_WHAT TO PRODUCE_:
What date does the New Me Year post give for the start of the new lunar year?

_EXCERPT PROVIDED_:
◆ ◆ ◆

Friday 20 January 2012

New Me Year


As the new lunar year approaches, Monday 23 January 2012, I am reflecting on the last year of my life, my marriage, separation, and the lovers I have chosen. I see the patterns, understand the reasons why I chose what I have. In my marriage I was stuck, I needed to be stuck. Before I may have moved fast, very fast and hard yet I was trapped like an animal in a cage. So through the slow, frustrating movement I experienced in my marriage, the compression of all that was keeping me trapped created a bomb of sorts. I reached a point where I had to do something, I had to break out of the cage I was stuck in. What I found was love. I fell 'in love' and this love ignited the constraints around me, burning a hole for me to pass through. I began to experience pleasure like I hadn't known in a very long time and equal amounts of pain.

I began to heal the scars around my sexuality and this opened up my whole life to being who I am, and finding the work I deeply feel I am on this earth to do. I love this man still, even if we're not meant to be together in a sexual loving partnership. This is also true about my ex-husband.

At the beginning of this calendar year I had a sexual experience and while making love my whole body became the cosmos. When I looked into my lover's eyes, light poured out of them and his whole body was bathed in light. I closed my eyes again and I was the vastness of all mater. My hands held the gravity of a black hole at the centre of my being and he and I spiralled around this power. I could have gone further into this experience, and yet I needed to stop. To integrate the experience. My orgasms surpassed my body and brought me up high into this experience. I think about attachment and non-attachment as I digest this experience I had with a man I am not attached to. I love him, but I do not wish to be in a partnership with him. The experience was healing, opening, ecstatic and I am grateful for it.

◆ ◆ ◆

_DATA_:

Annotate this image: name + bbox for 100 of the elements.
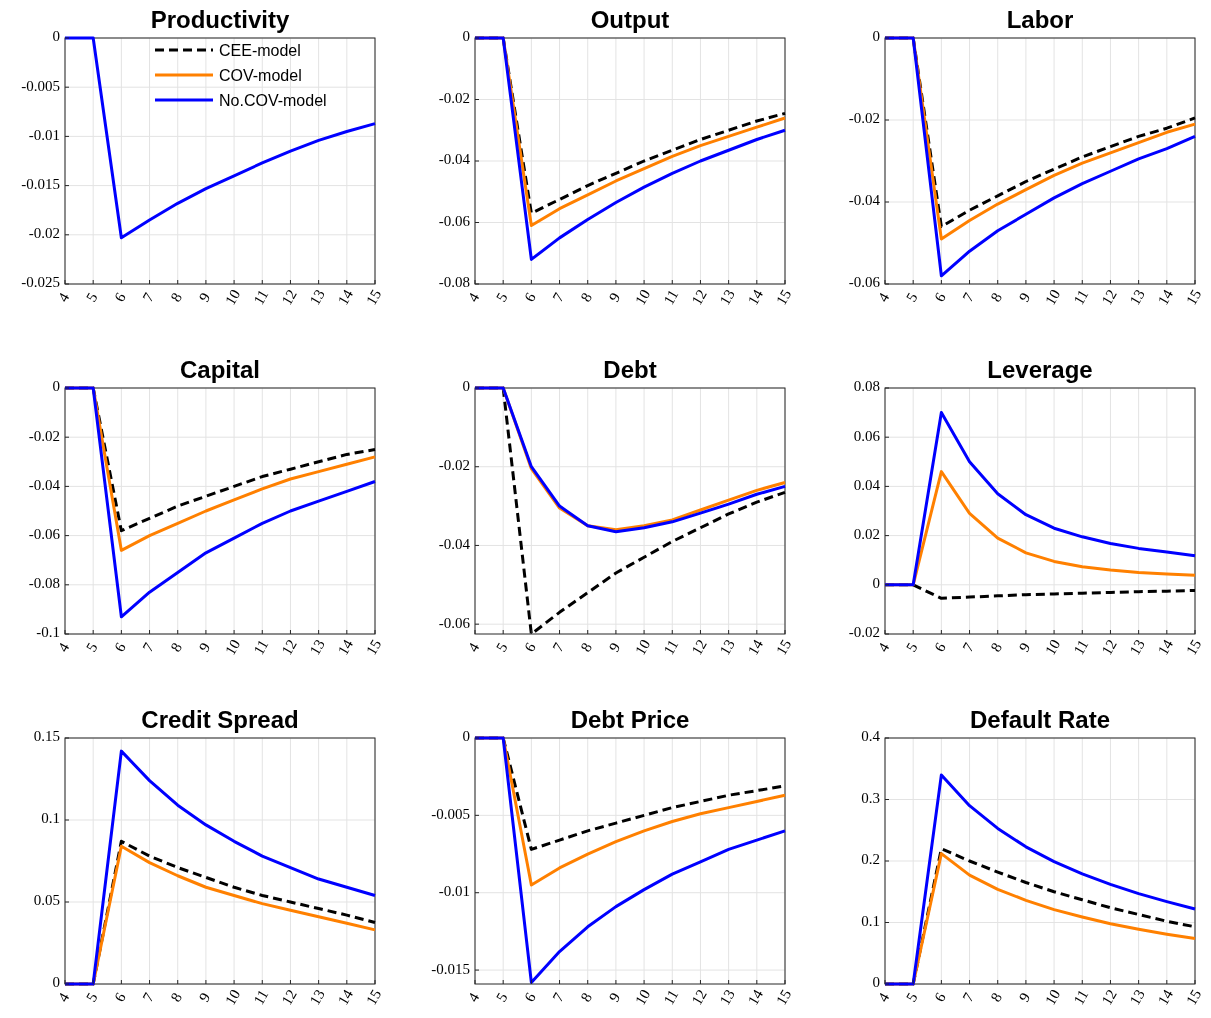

◆ ◆ ◆

_REPLY TO THE TASK_:
Monday 23 January 2012